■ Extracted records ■
---*---

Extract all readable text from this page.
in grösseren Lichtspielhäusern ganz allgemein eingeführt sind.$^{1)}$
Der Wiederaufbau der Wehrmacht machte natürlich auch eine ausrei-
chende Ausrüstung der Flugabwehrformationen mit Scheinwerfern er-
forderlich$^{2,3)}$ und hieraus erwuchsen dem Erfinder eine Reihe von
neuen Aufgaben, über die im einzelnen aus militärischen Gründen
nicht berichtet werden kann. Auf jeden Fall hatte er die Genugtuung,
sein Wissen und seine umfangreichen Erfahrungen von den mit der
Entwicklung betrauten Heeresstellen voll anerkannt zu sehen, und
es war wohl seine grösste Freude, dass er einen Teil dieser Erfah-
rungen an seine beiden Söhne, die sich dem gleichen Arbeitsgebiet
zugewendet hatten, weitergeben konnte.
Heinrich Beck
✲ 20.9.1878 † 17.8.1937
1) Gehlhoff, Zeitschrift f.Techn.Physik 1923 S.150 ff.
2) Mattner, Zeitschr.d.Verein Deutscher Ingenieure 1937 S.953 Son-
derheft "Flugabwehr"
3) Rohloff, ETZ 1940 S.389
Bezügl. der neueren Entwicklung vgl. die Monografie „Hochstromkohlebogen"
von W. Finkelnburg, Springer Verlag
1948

---*---

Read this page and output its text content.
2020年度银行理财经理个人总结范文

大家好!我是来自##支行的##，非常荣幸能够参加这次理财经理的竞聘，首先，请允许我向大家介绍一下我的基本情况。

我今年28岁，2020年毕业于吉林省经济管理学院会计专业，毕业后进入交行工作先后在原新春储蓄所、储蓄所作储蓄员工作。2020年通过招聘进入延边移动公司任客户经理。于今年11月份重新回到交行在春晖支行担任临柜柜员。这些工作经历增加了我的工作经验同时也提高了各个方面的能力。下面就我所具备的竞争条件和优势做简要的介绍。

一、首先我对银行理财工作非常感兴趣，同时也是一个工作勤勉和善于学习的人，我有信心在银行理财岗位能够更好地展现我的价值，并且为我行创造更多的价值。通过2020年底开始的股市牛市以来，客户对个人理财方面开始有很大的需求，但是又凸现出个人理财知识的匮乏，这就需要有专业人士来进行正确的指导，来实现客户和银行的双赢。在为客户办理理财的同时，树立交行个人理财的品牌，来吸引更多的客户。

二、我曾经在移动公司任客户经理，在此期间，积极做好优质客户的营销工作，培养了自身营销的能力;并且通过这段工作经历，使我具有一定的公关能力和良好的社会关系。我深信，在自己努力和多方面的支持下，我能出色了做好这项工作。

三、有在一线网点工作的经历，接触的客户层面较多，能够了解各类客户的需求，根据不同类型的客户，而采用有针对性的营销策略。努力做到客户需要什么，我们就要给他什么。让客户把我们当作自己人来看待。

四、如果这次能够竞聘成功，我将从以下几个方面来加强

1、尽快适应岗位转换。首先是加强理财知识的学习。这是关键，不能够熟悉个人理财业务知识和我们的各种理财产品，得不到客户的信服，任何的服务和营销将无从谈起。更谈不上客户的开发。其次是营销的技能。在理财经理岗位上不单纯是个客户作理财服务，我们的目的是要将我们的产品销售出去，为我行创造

---*---

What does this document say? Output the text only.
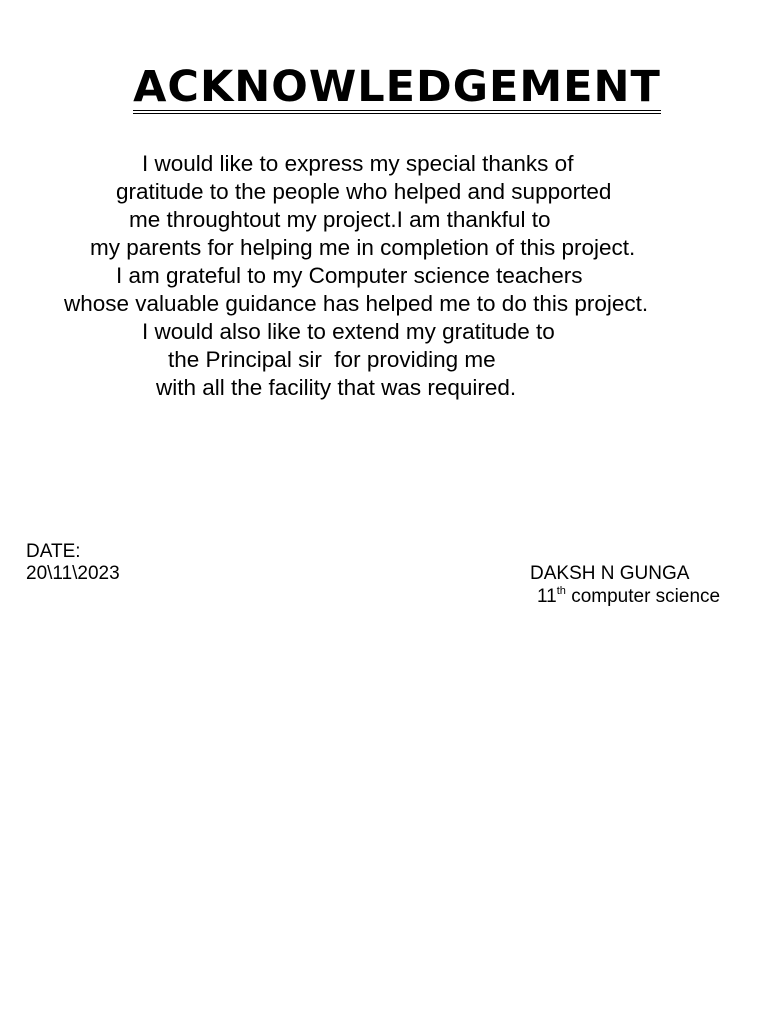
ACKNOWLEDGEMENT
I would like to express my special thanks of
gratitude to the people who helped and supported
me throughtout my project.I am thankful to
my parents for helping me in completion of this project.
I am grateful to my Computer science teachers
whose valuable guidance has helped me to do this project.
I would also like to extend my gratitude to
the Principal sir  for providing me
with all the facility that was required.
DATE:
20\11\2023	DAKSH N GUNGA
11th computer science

---*---

■ Given request ■
Report how many lines of the entries hold the word "Entwicklung". Nothing else is needed.

■ Result below ■
2